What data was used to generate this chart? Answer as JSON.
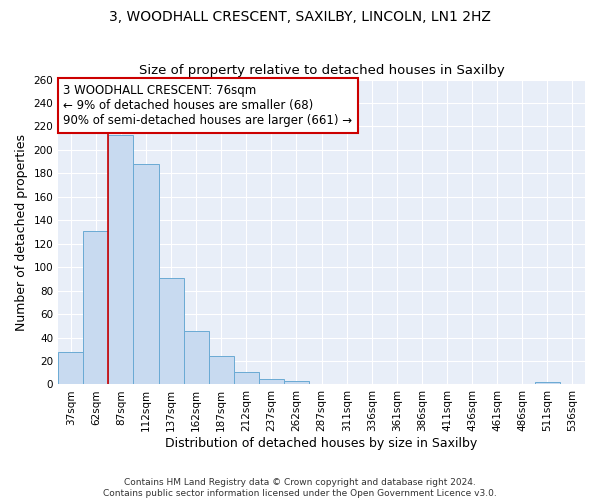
{
  "title1": "3, WOODHALL CRESCENT, SAXILBY, LINCOLN, LN1 2HZ",
  "title2": "Size of property relative to detached houses in Saxilby",
  "xlabel": "Distribution of detached houses by size in Saxilby",
  "ylabel": "Number of detached properties",
  "categories": [
    "37sqm",
    "62sqm",
    "87sqm",
    "112sqm",
    "137sqm",
    "162sqm",
    "187sqm",
    "212sqm",
    "237sqm",
    "262sqm",
    "287sqm",
    "311sqm",
    "336sqm",
    "361sqm",
    "386sqm",
    "411sqm",
    "436sqm",
    "461sqm",
    "486sqm",
    "511sqm",
    "536sqm"
  ],
  "values": [
    28,
    131,
    213,
    188,
    91,
    46,
    24,
    11,
    5,
    3,
    0,
    0,
    0,
    0,
    0,
    0,
    0,
    0,
    0,
    2,
    0
  ],
  "bar_color": "#c8daf0",
  "bar_edge_color": "#6aaad4",
  "background_color": "#e8eef8",
  "grid_color": "#ffffff",
  "annotation_box_text": "3 WOODHALL CRESCENT: 76sqm\n← 9% of detached houses are smaller (68)\n90% of semi-detached houses are larger (661) →",
  "annotation_box_color": "#ffffff",
  "annotation_box_edge_color": "#cc0000",
  "red_line_x": 1.5,
  "ylim": [
    0,
    260
  ],
  "yticks": [
    0,
    20,
    40,
    60,
    80,
    100,
    120,
    140,
    160,
    180,
    200,
    220,
    240,
    260
  ],
  "footnote": "Contains HM Land Registry data © Crown copyright and database right 2024.\nContains public sector information licensed under the Open Government Licence v3.0.",
  "title_fontsize": 10,
  "subtitle_fontsize": 9.5,
  "axis_label_fontsize": 9,
  "tick_fontsize": 7.5,
  "annotation_fontsize": 8.5,
  "footnote_fontsize": 6.5
}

WHAT YOU ARE ASKED TO DO: In the records, locate each line holding the string "WOODHALL" and copy it.

SOLVED PROBLEM:
  "title1": "3, WOODHALL CRESCENT, SAXILBY, LINCOLN, LN1 2HZ",
  "annotation_box_text": "3 WOODHALL CRESCENT: 76sqm\n← 9% of detached houses are smaller (68)\n90% of semi-detached houses are larger (661) →",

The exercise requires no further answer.